(Records from a dataset)
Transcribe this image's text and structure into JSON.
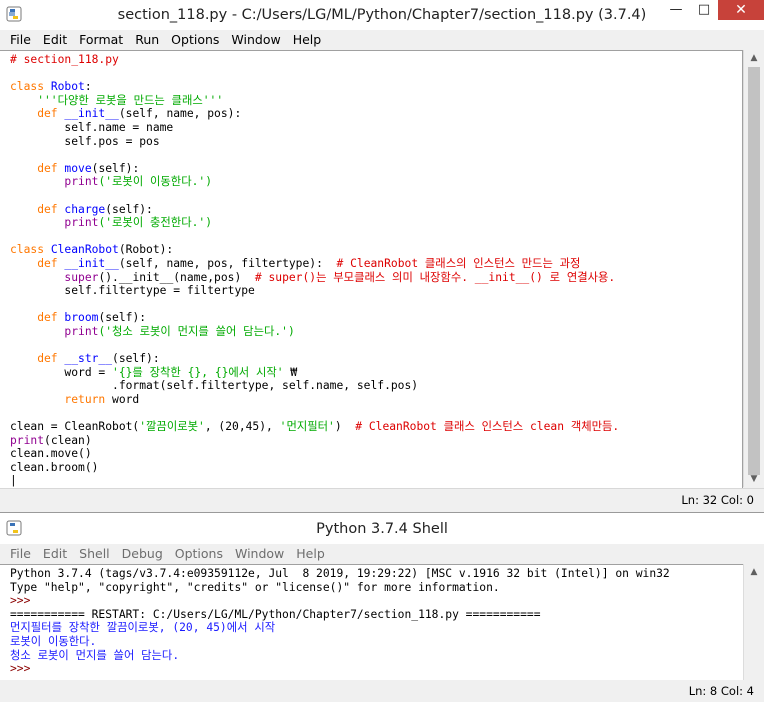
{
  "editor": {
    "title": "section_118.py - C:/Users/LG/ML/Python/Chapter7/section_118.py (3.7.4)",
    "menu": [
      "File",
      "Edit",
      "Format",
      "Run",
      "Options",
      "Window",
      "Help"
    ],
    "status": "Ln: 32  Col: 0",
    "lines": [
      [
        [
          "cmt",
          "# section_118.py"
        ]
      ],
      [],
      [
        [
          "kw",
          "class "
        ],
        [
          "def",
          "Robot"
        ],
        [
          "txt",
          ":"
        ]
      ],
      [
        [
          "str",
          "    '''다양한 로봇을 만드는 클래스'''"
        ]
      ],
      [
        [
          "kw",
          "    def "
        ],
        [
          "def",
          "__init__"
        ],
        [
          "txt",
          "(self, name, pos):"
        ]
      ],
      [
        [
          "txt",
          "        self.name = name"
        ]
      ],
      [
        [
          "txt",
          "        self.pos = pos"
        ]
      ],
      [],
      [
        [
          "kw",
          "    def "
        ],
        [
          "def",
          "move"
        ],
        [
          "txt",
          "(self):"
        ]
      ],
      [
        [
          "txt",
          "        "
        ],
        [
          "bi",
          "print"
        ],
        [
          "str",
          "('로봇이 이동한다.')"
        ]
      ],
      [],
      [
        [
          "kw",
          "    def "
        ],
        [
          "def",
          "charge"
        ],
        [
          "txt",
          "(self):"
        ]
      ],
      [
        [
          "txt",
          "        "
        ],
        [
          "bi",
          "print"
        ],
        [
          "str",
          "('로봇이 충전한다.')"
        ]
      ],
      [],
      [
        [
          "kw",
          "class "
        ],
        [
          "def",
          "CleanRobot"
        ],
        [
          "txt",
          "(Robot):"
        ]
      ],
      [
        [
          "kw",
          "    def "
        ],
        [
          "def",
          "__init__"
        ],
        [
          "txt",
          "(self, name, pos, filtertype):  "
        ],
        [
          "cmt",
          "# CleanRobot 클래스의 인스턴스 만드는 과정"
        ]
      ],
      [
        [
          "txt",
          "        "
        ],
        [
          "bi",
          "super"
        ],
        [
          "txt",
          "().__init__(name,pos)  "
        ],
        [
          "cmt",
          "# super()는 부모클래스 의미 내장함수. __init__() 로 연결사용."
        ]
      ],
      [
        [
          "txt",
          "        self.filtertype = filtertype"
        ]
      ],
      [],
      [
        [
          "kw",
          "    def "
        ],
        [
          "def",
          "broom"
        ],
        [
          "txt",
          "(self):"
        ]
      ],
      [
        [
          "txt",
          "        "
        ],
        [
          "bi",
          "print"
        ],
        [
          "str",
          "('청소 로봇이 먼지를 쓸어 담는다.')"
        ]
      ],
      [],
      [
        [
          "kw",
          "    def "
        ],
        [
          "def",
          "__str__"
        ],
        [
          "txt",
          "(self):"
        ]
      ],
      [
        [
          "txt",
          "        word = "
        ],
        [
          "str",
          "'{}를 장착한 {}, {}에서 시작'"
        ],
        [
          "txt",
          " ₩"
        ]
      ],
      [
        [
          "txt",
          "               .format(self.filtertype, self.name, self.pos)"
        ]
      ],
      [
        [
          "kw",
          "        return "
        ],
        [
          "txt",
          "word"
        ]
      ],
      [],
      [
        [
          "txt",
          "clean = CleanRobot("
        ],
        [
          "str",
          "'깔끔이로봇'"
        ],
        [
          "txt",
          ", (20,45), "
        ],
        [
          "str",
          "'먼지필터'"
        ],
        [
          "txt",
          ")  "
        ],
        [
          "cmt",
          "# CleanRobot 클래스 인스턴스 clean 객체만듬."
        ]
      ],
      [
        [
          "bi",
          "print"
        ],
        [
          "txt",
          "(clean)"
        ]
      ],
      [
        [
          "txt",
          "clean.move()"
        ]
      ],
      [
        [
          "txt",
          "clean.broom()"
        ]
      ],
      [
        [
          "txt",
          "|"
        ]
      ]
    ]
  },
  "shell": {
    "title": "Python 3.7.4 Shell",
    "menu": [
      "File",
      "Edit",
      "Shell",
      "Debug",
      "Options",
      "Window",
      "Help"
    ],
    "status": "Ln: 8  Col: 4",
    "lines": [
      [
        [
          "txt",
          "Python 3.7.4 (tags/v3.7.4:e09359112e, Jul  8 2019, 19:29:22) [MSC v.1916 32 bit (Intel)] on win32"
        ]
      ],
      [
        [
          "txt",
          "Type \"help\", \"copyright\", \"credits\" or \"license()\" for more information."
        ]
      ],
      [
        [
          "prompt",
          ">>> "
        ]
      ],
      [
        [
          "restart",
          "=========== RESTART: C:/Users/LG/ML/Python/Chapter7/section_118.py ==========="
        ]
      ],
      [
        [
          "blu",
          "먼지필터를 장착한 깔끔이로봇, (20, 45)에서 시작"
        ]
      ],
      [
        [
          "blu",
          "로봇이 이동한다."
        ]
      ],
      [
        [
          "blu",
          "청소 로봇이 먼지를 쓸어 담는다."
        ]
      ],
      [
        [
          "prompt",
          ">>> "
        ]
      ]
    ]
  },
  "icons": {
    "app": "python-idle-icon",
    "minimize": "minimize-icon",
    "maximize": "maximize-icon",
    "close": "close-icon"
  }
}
* * *
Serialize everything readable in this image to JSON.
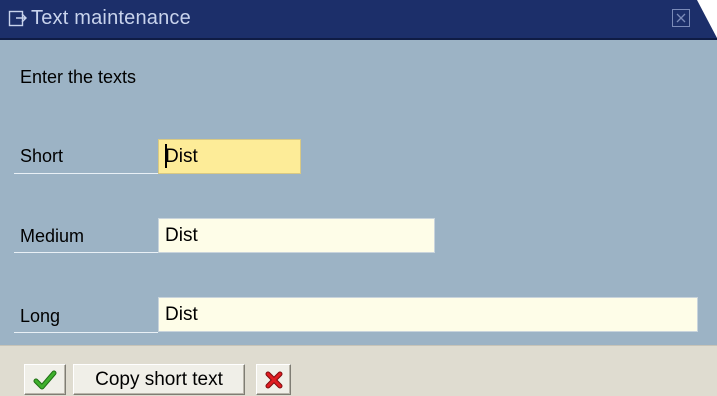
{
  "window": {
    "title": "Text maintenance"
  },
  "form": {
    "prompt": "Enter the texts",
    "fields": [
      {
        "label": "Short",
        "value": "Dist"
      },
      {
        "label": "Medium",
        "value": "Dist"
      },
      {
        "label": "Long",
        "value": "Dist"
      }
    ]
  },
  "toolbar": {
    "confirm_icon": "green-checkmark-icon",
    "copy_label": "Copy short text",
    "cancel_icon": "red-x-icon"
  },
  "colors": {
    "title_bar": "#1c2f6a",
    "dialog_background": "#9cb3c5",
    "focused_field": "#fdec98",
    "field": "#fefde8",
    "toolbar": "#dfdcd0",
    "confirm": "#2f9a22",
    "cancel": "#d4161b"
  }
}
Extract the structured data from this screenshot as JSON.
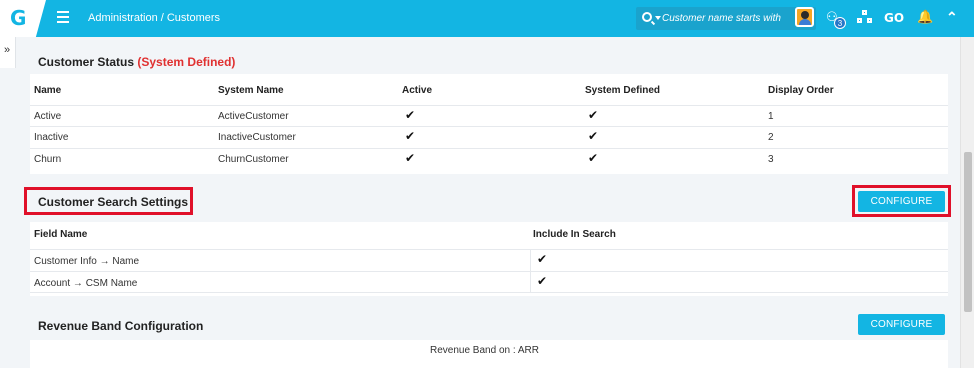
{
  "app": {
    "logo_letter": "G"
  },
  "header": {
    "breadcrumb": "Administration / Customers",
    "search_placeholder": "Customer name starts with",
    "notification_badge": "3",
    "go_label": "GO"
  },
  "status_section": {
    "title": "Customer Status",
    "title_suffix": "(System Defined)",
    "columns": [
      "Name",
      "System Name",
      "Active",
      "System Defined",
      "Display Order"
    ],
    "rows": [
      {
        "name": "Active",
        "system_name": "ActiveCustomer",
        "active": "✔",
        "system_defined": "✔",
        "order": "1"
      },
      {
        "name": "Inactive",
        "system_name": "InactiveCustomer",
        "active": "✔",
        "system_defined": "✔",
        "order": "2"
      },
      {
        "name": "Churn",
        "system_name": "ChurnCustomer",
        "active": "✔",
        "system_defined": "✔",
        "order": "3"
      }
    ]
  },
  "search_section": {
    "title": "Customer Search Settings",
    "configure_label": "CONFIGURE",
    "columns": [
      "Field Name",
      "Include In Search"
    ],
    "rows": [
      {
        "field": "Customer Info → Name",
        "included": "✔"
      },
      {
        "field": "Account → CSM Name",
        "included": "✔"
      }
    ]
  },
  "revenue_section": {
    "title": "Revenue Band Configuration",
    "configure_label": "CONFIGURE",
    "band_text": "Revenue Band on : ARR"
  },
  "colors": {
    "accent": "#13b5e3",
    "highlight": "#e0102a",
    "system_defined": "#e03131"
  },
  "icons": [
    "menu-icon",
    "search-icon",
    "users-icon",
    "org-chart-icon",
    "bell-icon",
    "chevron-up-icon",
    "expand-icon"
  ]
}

▸ Task prompt
List every line from the entries above in which "this" appears.

▸ Result of the exercise
Transcribe this image's text and structure into JSON.
Serialize everything readable in this image to JSON.
Extract the structured data from this screenshot as JSON.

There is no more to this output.